[Begin MATERIAL FOR THIS EXERCISE]
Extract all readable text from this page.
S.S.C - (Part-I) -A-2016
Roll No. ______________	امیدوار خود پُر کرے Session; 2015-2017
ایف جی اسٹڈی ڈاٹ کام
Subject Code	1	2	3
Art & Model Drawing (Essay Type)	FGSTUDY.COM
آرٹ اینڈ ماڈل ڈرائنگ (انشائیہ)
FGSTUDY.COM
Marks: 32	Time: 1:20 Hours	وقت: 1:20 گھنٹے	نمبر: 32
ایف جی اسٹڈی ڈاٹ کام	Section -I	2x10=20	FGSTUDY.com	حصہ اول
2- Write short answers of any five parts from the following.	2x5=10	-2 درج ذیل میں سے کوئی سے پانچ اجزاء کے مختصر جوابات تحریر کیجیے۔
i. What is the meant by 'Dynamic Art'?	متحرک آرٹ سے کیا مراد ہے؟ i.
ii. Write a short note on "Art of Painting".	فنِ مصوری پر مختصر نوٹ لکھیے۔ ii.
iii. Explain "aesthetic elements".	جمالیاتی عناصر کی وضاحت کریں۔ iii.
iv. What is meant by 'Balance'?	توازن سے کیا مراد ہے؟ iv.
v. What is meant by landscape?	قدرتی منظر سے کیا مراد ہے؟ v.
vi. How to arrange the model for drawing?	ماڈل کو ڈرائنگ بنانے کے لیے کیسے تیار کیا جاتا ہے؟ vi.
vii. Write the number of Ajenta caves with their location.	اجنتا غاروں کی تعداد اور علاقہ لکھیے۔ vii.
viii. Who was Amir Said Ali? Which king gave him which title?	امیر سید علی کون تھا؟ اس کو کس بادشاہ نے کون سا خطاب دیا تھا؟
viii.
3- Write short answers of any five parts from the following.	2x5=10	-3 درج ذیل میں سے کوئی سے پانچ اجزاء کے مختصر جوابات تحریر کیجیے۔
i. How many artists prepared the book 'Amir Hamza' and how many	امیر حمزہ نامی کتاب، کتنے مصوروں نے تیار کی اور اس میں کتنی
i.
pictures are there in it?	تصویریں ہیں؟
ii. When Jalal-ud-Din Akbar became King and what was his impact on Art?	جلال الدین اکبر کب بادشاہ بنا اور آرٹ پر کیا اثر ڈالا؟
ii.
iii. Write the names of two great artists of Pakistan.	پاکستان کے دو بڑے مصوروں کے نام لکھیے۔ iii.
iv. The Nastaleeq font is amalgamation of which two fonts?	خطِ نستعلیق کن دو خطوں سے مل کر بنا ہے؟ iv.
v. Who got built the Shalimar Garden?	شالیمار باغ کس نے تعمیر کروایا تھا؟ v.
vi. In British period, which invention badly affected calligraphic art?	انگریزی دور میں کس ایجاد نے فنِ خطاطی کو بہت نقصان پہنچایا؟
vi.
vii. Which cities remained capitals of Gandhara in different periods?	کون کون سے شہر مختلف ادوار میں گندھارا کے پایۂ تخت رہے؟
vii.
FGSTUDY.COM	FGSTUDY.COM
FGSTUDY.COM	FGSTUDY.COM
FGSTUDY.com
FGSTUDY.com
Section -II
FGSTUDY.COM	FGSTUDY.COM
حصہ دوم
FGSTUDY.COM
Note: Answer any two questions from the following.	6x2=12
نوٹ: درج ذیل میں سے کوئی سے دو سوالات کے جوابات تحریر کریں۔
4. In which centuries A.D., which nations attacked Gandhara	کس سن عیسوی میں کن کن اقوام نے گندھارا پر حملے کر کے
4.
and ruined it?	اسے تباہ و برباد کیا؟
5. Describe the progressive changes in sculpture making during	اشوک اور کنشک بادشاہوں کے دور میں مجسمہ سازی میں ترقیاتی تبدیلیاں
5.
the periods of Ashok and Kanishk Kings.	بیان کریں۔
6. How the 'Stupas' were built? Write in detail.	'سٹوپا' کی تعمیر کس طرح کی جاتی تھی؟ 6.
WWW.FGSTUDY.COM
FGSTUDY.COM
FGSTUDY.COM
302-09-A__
[End MATERIAL FOR THIS EXERCISE]
**TO BE DONE**:
Check each line of the entries above for the word "Gandhara". List the ones that have it.

**WRITTEN ANSWER**:
vii. Which cities remained capitals of Gandhara in different periods?	کون کون سے شہر مختلف ادوار میں گندھارا کے پایۂ تخت رہے؟
4. In which centuries A.D., which nations attacked Gandhara	کس سن عیسوی میں کن کن اقوام نے گندھارا پر حملے کر کے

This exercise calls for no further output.